──────── INPUT ────────

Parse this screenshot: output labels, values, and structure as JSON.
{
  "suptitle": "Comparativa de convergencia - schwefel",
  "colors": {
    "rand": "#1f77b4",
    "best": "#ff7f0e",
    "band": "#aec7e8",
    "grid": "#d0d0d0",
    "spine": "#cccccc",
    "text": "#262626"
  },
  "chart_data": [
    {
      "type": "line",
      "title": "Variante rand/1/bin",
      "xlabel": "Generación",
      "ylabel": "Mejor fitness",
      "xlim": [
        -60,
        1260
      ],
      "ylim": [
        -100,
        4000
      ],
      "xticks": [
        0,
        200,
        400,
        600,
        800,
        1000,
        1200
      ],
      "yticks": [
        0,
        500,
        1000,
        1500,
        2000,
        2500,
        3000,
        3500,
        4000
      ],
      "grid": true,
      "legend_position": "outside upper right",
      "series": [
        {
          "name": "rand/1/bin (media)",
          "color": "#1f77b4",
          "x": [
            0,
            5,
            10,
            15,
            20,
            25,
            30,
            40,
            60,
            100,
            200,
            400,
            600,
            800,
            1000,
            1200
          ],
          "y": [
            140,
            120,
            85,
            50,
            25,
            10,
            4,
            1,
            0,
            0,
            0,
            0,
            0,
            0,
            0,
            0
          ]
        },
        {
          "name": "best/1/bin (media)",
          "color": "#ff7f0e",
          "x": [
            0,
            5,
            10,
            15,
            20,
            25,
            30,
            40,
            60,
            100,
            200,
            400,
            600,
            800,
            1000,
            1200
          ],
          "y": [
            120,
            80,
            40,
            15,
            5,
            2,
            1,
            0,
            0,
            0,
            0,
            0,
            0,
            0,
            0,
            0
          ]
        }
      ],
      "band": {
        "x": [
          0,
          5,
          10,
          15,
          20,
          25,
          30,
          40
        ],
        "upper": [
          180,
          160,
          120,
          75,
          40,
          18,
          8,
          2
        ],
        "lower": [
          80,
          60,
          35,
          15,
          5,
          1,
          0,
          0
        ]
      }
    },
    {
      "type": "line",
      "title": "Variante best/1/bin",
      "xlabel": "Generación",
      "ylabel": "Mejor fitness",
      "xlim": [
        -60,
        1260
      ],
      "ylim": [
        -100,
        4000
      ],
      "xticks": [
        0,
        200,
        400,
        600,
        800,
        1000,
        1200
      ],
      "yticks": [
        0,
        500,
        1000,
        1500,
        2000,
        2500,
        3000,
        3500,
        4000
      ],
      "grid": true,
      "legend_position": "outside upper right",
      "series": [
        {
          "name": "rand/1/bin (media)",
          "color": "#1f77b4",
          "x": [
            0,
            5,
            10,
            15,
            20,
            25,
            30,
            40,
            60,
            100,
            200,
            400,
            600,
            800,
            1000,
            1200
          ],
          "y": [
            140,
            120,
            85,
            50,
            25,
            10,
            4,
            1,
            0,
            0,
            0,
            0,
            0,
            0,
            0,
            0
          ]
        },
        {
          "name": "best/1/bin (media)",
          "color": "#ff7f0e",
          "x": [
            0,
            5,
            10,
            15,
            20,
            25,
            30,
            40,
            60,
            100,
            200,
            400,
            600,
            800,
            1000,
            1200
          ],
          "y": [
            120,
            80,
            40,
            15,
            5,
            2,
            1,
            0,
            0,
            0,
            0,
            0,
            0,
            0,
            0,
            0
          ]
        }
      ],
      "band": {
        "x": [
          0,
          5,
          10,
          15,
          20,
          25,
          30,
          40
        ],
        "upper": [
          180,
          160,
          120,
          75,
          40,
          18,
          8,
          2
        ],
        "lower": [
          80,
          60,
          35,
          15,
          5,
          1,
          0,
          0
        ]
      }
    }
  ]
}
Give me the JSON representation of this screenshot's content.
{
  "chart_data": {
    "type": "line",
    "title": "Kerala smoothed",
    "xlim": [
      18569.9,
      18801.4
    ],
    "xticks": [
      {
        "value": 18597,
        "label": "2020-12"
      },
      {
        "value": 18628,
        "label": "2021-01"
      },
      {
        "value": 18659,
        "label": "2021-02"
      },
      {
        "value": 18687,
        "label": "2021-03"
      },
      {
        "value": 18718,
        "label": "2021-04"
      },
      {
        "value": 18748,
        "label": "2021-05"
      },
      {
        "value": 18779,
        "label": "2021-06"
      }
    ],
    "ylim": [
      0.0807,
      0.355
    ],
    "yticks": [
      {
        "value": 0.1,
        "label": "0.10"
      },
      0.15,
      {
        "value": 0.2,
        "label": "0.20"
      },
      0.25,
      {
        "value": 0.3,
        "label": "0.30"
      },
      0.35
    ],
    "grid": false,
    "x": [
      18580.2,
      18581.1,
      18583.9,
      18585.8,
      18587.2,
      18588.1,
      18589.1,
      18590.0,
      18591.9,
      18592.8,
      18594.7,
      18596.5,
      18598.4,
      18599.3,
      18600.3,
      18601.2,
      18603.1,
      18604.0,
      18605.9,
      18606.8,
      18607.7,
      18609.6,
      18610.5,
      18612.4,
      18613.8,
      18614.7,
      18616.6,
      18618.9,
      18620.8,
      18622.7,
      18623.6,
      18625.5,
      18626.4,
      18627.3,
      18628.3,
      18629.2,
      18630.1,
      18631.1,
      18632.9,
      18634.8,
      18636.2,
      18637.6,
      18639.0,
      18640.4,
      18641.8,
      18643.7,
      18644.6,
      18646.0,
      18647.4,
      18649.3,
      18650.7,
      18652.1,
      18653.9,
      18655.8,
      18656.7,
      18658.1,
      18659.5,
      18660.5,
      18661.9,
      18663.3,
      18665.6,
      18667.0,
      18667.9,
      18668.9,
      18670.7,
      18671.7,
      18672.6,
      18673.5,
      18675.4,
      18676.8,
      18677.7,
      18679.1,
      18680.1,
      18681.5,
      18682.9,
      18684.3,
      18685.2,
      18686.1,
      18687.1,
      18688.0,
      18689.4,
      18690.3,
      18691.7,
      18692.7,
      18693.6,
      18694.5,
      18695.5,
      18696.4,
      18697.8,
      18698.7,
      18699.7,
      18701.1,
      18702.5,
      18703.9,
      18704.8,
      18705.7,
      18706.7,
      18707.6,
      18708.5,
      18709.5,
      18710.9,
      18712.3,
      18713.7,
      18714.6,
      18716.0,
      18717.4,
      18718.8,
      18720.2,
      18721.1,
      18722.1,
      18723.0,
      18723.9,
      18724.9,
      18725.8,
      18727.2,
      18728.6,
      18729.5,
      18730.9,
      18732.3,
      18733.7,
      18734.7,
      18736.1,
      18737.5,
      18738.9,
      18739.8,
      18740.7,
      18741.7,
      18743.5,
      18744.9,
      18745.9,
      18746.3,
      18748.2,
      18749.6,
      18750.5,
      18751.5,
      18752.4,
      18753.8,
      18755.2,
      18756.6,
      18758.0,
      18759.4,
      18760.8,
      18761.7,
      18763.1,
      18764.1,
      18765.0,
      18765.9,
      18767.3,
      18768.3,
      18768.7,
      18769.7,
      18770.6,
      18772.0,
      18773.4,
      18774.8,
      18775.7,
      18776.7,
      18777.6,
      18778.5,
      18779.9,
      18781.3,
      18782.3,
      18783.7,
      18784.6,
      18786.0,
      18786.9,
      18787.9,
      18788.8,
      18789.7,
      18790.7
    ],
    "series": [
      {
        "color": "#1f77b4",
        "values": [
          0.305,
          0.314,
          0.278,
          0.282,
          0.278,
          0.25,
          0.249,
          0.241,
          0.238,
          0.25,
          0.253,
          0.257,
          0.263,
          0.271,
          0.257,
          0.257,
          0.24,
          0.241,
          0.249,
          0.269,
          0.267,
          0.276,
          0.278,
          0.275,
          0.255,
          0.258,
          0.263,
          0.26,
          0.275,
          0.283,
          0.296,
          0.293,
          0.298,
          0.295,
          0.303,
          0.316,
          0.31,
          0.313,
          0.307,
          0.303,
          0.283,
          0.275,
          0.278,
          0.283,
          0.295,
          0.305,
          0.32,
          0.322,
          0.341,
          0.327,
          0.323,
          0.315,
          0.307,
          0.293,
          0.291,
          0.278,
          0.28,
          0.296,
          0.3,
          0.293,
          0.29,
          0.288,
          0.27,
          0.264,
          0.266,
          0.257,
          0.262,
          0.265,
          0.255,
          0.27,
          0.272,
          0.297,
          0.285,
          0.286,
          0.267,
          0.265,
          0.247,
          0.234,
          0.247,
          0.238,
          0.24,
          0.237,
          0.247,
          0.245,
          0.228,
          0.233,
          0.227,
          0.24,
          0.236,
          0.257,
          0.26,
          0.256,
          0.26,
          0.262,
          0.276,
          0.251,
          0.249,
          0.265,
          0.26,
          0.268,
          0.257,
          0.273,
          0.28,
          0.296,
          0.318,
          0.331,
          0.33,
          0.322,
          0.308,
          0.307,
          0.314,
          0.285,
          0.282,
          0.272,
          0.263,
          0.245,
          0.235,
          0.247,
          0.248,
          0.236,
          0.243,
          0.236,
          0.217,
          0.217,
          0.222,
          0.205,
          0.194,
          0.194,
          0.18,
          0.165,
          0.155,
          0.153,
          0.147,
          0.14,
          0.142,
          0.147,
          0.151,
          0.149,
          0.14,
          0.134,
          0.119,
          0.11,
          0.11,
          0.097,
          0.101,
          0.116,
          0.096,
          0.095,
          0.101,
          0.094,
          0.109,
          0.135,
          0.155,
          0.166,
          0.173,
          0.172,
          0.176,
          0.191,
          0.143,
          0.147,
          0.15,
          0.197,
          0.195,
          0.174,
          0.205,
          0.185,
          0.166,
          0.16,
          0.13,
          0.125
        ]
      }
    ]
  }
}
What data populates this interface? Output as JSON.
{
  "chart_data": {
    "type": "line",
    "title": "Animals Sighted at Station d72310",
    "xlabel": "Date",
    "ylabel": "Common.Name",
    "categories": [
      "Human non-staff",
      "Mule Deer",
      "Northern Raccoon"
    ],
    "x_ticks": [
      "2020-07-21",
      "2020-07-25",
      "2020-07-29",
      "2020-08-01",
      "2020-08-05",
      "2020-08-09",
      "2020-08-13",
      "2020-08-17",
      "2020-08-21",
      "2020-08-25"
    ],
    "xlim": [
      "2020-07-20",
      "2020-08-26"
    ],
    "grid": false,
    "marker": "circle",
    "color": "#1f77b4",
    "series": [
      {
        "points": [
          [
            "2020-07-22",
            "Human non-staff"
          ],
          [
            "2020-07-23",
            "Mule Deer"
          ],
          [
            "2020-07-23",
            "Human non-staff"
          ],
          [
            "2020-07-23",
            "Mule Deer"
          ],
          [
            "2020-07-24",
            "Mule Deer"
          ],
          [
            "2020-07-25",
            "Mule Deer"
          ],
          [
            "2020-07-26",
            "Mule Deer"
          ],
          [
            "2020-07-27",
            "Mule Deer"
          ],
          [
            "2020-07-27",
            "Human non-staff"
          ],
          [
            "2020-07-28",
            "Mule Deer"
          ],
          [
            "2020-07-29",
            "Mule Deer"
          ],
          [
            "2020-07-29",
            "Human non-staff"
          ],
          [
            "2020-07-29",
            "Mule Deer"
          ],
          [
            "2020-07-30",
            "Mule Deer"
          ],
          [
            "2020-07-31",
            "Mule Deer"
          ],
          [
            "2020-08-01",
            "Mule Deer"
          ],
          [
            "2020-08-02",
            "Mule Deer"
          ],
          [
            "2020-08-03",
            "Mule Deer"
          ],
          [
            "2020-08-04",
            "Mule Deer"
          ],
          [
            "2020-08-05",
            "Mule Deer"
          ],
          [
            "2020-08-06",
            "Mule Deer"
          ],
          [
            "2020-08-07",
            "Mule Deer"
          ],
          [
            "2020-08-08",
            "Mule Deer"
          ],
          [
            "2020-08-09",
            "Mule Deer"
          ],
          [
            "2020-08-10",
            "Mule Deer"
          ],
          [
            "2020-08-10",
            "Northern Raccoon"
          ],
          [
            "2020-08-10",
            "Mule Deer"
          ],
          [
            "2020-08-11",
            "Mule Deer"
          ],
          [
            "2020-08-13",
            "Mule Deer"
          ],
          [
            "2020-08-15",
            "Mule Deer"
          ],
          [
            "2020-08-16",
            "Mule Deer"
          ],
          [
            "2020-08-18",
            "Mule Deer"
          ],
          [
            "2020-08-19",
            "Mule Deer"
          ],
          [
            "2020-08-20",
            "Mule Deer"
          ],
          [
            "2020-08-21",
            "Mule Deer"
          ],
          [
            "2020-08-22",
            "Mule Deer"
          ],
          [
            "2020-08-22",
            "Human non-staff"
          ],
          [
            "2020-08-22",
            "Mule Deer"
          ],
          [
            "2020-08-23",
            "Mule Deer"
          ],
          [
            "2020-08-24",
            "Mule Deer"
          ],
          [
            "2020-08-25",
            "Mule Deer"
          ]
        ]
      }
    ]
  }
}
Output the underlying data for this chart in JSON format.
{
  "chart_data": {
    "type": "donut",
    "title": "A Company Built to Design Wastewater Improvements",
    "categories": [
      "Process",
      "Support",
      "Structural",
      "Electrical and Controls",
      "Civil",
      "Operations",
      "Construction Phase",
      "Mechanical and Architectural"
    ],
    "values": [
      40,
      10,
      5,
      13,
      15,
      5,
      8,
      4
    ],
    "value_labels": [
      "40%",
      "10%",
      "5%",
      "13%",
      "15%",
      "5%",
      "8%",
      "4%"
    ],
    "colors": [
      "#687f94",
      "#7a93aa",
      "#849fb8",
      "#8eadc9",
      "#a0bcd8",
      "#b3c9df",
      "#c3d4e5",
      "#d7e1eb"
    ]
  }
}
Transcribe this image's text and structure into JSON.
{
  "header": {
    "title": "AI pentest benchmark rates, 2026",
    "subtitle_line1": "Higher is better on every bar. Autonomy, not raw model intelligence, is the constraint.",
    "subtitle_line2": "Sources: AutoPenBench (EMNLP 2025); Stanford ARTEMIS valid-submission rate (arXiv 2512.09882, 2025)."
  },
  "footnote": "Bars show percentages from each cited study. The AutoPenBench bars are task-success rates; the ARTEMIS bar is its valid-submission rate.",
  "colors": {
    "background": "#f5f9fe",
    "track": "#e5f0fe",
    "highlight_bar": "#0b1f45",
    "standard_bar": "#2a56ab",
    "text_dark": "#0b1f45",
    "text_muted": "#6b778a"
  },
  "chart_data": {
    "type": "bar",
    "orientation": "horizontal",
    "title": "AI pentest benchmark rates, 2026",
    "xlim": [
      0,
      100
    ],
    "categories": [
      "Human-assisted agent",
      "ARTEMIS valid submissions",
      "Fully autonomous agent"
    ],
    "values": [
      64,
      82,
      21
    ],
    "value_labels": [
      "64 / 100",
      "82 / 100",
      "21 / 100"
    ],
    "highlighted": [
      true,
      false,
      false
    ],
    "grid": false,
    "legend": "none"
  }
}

────────

_WHAT THE TASK REQUIRES_
Of all the lines in the material above, how many contain the word "Raccoon"? Give only the count.

_ANSWER TO THIS EXERCISE_
2